WHAT IS BEING ASKED
Find the word "close" in the listing; pull out each line holding it.
>> start RECORDS SUPPLIED
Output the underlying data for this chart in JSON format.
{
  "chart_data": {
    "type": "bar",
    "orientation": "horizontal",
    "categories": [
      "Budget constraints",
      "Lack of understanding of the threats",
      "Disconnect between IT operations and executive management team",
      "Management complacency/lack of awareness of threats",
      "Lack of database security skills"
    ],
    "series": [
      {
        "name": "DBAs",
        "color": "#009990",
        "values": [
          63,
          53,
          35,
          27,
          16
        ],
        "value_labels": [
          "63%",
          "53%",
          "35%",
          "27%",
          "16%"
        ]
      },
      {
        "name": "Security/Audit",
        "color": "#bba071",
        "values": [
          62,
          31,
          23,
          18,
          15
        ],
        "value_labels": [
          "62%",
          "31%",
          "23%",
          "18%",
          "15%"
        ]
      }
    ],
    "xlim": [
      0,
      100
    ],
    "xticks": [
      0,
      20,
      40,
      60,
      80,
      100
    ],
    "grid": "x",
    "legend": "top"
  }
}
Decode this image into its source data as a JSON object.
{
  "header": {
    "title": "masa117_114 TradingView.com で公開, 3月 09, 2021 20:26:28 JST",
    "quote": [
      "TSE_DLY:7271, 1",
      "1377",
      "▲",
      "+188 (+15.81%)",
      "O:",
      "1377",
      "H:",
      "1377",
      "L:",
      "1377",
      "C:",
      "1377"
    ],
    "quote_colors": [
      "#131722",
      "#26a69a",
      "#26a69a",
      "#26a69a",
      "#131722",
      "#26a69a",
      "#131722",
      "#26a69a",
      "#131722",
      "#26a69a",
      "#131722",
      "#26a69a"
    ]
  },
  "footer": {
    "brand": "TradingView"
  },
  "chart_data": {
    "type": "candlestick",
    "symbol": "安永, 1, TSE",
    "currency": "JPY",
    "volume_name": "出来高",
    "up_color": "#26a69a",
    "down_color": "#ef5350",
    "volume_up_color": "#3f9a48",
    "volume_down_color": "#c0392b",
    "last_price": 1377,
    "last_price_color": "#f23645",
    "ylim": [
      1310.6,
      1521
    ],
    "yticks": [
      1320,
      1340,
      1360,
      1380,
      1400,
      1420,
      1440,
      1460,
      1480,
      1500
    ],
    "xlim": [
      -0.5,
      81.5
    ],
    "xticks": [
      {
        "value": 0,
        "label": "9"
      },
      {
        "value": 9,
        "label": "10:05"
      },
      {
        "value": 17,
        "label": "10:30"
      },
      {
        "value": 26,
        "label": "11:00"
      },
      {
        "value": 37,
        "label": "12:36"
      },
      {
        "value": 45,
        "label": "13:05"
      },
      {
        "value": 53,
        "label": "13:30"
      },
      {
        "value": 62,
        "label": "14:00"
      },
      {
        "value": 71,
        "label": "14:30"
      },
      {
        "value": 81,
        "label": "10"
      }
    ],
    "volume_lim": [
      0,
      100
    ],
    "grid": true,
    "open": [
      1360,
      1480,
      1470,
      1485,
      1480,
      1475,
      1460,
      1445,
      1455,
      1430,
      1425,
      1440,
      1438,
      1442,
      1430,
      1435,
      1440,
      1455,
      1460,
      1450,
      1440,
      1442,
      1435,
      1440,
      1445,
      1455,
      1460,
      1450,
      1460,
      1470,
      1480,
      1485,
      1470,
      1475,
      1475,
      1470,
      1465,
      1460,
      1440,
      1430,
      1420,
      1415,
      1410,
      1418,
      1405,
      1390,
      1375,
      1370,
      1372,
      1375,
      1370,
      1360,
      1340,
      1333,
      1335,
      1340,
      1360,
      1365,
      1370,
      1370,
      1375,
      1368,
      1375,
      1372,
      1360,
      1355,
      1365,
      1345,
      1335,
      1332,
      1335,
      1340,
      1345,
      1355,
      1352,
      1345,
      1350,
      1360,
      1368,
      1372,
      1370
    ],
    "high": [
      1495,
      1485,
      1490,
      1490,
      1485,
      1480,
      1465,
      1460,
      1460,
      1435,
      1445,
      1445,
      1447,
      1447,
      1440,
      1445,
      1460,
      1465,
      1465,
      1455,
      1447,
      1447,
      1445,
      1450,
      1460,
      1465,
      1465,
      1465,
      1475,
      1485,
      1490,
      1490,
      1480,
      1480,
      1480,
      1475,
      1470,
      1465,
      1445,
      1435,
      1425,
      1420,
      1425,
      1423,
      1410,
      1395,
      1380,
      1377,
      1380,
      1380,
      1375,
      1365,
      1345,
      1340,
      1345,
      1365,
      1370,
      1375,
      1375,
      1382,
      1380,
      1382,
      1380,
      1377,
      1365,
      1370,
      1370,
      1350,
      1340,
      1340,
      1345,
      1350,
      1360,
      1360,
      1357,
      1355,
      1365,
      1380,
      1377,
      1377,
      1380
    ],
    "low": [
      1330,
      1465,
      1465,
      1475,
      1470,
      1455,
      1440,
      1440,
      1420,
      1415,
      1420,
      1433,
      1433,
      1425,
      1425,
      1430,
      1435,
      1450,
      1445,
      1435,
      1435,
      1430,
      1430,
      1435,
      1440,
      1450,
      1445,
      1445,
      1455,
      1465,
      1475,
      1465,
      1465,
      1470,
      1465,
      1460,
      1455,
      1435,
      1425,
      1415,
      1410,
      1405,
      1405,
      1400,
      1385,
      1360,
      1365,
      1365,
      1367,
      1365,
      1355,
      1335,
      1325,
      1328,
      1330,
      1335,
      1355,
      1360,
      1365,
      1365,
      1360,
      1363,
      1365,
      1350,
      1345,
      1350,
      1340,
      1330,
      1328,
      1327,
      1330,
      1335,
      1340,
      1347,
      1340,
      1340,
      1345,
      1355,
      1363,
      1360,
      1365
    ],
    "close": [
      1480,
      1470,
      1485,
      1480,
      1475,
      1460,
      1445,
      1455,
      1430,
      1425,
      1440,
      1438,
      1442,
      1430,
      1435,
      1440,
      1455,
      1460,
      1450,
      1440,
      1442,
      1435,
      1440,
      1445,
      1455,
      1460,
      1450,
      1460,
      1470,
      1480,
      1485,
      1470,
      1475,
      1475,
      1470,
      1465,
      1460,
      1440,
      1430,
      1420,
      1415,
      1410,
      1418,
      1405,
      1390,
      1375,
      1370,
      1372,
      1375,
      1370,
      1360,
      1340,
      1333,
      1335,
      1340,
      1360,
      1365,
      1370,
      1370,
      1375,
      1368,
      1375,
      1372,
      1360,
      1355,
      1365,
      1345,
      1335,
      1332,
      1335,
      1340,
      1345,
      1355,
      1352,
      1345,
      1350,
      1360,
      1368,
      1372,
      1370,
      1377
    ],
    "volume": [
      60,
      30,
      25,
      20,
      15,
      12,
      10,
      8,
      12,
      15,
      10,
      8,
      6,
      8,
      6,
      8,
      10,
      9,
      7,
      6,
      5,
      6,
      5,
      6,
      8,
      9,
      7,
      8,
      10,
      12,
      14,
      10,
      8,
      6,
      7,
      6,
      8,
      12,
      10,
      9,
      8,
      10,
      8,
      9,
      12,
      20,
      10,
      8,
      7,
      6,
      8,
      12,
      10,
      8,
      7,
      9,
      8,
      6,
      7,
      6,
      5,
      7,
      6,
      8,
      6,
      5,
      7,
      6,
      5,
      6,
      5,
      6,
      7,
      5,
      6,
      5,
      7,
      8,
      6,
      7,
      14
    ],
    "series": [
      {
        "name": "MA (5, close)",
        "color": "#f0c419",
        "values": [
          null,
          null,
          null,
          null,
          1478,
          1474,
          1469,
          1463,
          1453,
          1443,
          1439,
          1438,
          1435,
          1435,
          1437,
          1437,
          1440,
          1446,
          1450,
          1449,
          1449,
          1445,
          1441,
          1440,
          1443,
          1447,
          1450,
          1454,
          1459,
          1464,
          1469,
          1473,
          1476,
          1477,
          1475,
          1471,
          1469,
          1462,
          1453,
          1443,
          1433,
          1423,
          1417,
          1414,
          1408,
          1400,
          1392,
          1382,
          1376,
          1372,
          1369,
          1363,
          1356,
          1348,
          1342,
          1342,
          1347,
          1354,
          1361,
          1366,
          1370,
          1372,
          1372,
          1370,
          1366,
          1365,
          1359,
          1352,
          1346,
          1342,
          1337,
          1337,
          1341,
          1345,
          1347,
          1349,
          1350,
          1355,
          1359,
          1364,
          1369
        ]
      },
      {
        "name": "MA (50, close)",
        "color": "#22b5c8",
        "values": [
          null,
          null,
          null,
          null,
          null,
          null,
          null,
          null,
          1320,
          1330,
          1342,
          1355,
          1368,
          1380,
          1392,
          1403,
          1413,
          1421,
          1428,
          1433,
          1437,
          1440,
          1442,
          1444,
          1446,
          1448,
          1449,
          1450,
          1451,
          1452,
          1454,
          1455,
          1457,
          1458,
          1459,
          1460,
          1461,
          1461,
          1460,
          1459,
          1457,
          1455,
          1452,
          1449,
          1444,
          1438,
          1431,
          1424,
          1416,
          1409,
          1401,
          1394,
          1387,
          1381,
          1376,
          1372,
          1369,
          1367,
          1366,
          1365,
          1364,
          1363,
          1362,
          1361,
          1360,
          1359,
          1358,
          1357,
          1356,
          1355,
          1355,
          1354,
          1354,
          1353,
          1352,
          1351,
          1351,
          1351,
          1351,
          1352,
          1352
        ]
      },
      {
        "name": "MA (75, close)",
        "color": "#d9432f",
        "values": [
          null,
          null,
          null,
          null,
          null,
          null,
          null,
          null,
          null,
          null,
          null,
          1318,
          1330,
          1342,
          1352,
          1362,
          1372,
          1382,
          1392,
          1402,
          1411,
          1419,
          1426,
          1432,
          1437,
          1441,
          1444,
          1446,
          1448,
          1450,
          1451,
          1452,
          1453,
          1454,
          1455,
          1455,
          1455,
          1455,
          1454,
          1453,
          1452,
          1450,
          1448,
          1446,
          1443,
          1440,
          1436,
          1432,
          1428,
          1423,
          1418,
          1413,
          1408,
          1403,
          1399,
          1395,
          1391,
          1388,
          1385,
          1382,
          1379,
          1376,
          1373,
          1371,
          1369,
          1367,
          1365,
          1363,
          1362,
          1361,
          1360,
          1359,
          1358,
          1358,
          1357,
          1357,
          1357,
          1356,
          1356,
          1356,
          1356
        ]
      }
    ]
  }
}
>> end RECORDS SUPPLIED
WORKED SOLUTION
    "close": [
        "name": "MA (5, close)",
        "name": "MA (50, close)",
        "name": "MA (75, close)",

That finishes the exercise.